→ **Task**
Reproduce each line that includes the word "accent".

→ **Records for this task**
-- start --

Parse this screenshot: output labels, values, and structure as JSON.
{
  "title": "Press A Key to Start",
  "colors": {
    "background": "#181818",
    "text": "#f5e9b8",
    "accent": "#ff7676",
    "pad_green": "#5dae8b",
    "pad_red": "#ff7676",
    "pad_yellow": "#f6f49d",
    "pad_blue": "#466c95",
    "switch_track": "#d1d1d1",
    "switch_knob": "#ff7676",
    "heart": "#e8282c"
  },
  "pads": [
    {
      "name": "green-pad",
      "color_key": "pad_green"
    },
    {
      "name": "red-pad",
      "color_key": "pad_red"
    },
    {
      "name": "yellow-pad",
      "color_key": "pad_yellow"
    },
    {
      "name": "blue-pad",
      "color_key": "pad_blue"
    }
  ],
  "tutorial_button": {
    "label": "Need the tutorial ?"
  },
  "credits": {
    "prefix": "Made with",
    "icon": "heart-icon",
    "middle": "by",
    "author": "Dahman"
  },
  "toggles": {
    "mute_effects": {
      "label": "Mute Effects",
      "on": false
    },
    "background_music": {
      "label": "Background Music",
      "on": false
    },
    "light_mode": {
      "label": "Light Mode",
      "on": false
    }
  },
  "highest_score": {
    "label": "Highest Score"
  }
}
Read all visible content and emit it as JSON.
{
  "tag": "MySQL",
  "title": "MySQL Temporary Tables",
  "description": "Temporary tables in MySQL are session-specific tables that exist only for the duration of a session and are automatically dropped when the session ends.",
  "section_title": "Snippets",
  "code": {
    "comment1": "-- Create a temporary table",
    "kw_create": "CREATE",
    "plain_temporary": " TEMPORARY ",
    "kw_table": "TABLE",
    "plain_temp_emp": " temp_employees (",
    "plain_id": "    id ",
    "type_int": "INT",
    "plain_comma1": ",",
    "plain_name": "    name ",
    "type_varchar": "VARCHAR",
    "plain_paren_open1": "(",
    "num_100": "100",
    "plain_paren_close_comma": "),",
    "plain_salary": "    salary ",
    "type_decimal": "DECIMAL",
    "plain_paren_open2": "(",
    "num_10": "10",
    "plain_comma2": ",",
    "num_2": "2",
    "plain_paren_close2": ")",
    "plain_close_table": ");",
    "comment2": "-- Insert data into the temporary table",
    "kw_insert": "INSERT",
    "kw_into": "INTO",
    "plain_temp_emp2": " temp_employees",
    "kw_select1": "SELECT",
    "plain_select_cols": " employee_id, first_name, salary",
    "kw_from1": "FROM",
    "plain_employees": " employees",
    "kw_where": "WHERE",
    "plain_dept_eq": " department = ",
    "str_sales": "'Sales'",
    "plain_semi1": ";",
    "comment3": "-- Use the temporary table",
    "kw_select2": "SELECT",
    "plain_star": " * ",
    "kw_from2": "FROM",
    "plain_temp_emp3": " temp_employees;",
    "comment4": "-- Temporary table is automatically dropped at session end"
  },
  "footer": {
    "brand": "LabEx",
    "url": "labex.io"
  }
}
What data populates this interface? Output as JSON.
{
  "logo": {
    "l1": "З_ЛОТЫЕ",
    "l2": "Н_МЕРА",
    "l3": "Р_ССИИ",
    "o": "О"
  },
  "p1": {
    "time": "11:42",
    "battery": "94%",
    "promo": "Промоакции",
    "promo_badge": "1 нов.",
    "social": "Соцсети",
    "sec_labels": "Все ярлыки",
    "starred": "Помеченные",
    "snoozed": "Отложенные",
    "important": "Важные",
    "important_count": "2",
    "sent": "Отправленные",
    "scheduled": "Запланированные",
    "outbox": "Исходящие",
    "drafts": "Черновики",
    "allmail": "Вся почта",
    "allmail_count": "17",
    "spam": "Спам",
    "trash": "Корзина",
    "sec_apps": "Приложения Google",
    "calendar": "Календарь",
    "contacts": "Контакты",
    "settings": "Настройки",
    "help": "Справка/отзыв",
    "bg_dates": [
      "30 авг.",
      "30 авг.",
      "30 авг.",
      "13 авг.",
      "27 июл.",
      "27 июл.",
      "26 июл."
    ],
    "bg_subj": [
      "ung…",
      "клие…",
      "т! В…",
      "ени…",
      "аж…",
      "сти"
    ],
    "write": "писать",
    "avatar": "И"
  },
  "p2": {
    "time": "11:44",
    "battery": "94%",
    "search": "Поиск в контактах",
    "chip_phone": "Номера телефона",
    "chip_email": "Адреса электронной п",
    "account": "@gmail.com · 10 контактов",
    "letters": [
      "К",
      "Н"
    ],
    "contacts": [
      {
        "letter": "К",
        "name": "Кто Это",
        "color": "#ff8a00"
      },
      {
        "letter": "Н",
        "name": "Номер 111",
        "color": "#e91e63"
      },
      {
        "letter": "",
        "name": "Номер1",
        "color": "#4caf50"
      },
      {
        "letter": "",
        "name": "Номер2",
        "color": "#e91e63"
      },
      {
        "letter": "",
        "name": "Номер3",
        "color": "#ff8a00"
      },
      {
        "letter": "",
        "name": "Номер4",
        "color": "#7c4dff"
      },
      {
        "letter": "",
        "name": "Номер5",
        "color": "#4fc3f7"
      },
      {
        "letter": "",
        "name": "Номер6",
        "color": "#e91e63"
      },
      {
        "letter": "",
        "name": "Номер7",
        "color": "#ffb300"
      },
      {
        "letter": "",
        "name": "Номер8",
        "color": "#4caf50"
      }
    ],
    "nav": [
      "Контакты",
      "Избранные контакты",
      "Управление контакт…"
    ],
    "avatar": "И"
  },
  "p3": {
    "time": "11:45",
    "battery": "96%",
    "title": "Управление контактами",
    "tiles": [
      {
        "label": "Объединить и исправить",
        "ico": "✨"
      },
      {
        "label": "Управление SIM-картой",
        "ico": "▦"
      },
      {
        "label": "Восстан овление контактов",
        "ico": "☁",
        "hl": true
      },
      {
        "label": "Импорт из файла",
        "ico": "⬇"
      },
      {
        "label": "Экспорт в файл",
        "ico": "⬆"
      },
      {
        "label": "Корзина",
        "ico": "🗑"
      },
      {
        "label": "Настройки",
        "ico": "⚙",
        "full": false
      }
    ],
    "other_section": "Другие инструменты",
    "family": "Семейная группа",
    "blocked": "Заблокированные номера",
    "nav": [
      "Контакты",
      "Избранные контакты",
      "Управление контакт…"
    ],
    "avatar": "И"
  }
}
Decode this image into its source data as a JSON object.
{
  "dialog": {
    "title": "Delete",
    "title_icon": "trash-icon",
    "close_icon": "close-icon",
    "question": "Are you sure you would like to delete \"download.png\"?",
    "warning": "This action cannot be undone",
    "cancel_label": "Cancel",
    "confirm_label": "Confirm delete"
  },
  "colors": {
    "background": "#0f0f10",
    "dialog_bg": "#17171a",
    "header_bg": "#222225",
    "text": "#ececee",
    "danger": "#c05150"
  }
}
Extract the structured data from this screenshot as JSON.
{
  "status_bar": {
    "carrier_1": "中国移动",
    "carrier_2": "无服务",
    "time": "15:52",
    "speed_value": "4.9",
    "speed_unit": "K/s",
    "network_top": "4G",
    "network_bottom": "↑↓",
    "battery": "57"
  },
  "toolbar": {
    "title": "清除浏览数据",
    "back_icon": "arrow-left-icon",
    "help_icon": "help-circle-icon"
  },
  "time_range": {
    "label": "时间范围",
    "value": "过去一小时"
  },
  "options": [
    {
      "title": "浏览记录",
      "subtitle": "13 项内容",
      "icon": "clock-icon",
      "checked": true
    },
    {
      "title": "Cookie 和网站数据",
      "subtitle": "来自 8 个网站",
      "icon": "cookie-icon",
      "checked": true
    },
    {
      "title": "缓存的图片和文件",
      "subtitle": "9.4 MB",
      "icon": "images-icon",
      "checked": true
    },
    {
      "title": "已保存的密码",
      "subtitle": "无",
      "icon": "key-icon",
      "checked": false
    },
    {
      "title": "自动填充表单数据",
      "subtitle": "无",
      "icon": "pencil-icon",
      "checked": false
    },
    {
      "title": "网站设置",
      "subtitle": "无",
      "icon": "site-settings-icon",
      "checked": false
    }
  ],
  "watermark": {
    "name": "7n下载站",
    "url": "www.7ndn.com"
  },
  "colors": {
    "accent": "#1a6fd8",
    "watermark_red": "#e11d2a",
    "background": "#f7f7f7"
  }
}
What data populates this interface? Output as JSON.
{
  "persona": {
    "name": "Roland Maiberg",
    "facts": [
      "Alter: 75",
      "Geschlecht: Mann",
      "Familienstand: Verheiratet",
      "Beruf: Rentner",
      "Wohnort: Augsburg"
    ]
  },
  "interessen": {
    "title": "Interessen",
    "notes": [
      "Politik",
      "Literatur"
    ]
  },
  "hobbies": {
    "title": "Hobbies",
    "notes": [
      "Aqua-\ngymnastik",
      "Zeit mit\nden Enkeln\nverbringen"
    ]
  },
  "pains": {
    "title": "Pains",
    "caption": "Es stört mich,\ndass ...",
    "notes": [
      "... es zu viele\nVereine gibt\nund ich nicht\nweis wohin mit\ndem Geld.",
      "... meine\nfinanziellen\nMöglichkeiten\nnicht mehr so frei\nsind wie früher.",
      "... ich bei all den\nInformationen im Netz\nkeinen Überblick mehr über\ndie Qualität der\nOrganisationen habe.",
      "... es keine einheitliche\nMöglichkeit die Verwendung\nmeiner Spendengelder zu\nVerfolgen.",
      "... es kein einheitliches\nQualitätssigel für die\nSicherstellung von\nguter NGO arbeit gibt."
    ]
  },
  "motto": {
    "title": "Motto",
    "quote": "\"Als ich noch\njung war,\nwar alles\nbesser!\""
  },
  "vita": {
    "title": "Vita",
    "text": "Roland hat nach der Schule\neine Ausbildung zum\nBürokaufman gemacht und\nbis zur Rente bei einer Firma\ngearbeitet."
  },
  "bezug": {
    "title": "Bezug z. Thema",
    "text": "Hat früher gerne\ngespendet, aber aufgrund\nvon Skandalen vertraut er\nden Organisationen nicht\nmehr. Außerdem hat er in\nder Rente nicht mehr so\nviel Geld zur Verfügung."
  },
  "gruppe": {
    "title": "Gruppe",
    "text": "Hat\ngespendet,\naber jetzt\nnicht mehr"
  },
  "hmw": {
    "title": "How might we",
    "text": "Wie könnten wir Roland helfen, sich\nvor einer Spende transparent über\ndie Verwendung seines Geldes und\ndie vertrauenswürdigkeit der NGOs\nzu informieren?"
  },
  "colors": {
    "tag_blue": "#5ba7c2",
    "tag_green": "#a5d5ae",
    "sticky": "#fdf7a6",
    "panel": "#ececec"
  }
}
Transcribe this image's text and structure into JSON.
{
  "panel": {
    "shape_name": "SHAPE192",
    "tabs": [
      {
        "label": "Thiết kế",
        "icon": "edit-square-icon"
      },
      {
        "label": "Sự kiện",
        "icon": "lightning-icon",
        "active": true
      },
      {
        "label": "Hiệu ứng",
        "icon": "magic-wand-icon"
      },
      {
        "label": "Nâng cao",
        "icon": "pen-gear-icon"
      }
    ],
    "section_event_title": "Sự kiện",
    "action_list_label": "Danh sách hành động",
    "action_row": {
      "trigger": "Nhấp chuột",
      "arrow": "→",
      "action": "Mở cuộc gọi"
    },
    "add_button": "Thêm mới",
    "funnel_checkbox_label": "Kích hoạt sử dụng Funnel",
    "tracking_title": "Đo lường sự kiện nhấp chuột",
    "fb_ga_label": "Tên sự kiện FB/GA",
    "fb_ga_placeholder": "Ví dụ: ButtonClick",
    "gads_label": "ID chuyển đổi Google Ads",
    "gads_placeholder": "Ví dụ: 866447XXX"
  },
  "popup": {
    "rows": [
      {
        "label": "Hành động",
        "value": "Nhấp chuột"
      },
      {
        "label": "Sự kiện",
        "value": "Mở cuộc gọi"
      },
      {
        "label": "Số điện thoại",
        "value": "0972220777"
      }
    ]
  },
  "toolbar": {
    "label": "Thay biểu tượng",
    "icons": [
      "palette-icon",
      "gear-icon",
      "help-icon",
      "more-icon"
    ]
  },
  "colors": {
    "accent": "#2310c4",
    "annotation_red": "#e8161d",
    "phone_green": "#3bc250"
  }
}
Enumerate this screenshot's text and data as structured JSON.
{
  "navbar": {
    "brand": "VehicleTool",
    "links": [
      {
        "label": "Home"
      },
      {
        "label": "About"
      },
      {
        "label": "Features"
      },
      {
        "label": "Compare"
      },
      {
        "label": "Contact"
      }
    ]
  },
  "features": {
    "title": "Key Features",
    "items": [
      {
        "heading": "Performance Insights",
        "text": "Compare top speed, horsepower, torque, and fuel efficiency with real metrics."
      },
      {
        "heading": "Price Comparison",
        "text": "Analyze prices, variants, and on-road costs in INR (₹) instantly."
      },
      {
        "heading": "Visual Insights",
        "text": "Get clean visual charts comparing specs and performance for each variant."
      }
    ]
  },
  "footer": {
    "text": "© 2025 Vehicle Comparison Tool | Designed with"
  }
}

-- end --

→ **Exercise answer**
    "accent": "#ff7676",
    "accent": "#1a6fd8",
    "accent": "#2310c4",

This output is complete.